* INPUT RECORDS:
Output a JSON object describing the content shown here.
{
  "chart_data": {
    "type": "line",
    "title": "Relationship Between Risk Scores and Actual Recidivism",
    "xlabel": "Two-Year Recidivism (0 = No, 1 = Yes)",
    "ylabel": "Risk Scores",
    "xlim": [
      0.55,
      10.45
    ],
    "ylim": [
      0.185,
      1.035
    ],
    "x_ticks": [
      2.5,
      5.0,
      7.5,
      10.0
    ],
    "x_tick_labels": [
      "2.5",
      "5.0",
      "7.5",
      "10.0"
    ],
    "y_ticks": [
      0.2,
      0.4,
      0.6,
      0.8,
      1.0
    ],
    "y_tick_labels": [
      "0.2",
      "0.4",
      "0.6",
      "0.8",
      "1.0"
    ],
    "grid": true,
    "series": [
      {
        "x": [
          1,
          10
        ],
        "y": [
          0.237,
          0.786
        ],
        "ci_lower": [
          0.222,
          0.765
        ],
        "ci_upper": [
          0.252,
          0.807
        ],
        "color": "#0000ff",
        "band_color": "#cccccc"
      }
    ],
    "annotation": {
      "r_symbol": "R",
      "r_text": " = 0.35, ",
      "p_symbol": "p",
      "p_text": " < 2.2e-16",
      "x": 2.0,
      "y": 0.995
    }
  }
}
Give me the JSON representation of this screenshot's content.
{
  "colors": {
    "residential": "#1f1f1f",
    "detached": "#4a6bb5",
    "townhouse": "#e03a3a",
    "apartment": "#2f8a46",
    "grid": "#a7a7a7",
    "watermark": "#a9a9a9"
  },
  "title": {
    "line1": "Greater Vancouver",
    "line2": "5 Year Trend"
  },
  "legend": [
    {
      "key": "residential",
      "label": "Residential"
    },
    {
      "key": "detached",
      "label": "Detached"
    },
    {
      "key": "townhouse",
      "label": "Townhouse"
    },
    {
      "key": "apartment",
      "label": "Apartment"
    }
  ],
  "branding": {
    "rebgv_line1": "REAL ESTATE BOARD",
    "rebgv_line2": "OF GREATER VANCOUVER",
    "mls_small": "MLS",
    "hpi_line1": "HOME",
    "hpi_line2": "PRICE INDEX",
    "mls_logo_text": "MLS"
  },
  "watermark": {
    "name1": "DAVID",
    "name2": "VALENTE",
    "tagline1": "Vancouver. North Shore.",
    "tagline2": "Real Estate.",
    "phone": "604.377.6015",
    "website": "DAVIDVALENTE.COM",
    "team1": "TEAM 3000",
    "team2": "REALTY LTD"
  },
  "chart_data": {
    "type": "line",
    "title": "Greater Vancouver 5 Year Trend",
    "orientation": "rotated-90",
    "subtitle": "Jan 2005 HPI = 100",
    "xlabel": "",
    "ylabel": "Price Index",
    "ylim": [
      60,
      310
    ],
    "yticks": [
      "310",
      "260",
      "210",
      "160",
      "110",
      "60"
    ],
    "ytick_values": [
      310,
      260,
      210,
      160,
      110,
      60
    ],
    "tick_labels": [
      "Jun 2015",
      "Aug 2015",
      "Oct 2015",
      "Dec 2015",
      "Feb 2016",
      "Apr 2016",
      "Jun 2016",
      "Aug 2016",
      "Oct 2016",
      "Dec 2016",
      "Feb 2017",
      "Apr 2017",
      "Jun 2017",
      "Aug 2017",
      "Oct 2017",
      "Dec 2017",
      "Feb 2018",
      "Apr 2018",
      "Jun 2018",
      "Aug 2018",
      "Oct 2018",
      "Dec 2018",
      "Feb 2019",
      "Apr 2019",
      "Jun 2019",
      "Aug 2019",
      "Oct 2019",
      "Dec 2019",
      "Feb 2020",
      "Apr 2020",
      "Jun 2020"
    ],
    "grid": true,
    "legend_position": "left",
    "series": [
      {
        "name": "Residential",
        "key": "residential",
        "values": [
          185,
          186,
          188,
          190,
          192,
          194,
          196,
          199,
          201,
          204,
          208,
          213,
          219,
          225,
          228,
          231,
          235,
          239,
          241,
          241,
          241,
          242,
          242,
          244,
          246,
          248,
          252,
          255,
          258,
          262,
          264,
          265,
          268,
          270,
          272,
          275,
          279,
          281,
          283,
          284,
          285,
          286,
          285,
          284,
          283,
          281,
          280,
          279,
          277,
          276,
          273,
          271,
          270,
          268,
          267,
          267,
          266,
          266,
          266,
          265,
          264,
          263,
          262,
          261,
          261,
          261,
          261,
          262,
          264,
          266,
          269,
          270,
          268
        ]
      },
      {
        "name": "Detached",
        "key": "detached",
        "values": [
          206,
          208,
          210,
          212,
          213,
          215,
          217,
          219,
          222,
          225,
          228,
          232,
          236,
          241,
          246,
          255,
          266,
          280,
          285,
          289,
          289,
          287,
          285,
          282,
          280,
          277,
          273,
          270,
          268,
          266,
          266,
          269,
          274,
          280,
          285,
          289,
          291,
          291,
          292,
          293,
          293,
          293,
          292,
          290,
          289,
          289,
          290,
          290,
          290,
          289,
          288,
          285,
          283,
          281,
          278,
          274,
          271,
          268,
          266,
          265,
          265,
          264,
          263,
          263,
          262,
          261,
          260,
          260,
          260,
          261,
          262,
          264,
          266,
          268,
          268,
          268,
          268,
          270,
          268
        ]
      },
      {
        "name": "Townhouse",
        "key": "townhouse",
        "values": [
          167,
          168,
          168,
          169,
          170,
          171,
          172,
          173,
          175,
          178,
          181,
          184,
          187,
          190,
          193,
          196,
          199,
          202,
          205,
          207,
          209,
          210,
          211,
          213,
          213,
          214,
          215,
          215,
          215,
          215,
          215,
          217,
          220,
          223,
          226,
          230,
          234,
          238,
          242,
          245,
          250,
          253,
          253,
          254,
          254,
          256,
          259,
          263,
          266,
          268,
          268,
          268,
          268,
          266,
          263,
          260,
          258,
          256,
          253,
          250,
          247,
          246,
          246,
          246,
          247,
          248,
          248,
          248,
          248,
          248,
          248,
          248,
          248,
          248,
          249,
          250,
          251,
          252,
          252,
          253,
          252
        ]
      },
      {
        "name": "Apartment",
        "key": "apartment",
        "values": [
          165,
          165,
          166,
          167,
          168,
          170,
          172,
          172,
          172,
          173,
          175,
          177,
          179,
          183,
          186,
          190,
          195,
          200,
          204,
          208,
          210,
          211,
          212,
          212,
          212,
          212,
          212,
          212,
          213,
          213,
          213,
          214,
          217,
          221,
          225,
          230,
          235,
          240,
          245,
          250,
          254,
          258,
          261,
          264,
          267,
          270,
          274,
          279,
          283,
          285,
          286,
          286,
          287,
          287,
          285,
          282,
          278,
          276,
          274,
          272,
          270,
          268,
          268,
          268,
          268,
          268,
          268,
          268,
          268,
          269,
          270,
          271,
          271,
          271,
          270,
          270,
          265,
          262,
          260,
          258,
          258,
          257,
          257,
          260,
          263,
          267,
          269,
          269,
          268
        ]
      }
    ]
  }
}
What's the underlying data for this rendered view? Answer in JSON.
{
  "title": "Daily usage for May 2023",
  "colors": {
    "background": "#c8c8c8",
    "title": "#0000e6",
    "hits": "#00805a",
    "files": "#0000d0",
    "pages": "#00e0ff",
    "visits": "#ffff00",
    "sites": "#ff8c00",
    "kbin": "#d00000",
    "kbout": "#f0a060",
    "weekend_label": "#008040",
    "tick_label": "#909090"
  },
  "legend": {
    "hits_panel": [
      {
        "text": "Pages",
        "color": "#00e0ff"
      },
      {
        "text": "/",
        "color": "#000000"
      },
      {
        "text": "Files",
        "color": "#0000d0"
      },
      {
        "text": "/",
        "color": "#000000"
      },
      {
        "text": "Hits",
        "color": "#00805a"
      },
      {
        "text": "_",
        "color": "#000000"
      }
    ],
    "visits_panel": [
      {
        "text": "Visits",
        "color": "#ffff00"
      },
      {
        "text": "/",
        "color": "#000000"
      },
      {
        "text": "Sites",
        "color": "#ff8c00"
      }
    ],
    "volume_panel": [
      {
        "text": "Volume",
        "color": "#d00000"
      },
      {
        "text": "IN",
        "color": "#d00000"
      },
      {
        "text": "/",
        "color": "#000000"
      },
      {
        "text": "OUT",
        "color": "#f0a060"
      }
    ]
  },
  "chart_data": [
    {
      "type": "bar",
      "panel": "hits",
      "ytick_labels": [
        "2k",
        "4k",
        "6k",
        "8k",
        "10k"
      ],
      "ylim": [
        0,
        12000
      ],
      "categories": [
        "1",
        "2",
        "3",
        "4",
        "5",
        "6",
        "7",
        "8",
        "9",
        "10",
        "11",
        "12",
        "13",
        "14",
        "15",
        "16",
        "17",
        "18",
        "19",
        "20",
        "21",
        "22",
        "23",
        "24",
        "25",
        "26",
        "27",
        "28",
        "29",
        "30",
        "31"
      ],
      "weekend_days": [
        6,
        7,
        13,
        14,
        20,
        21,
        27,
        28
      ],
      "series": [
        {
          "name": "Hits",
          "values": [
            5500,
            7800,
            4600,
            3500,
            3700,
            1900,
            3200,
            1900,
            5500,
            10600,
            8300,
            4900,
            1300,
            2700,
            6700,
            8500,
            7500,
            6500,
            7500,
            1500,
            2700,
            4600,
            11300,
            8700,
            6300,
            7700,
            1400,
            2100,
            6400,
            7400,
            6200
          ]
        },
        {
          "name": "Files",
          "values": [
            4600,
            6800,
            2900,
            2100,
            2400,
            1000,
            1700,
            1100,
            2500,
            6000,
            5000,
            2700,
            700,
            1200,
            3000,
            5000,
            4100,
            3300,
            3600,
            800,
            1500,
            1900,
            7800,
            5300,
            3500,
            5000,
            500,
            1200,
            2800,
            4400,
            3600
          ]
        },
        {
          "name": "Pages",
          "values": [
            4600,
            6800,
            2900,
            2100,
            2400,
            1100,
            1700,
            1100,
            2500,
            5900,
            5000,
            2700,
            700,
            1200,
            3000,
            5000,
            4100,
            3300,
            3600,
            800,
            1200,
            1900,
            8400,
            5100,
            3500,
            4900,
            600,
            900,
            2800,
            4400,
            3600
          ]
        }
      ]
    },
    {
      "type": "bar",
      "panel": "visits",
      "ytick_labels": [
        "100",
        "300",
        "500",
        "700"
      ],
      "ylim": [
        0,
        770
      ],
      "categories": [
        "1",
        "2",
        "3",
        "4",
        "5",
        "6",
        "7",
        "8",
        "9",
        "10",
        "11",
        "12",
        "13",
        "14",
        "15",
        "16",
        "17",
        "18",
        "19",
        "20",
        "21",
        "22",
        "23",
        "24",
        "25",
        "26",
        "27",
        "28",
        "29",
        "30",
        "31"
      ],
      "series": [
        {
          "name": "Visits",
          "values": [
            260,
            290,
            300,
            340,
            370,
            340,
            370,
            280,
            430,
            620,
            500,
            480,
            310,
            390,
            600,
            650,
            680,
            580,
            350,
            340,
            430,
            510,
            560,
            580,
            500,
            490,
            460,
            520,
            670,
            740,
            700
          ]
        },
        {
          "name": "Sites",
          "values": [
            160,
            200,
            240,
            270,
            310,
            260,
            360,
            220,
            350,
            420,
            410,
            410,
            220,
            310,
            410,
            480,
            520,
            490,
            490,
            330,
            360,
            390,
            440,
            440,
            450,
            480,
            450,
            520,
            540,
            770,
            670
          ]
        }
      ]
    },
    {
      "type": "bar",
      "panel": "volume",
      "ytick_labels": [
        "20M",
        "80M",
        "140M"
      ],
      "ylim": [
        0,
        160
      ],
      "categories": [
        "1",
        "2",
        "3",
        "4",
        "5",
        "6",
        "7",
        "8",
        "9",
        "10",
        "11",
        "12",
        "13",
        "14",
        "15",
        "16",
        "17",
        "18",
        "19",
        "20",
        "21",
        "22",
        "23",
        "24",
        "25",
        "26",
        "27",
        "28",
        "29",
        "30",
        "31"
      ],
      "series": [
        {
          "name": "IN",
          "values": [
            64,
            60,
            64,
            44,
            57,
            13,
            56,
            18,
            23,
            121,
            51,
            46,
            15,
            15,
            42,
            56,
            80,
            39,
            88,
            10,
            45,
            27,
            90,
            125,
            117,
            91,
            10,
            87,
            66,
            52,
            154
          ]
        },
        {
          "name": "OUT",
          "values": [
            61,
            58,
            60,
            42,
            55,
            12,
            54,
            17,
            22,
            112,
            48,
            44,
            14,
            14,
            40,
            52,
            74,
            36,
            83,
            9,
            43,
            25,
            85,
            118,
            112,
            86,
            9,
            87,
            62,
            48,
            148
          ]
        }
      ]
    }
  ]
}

* WHAT IS REQUIRED: Search the data for "Recidivism". Copy every matching line.

* REPLY TO THE TASK:
    "title": "Relationship Between Risk Scores and Actual Recidivism",
    "xlabel": "Two-Year Recidivism (0 = No, 1 = Yes)",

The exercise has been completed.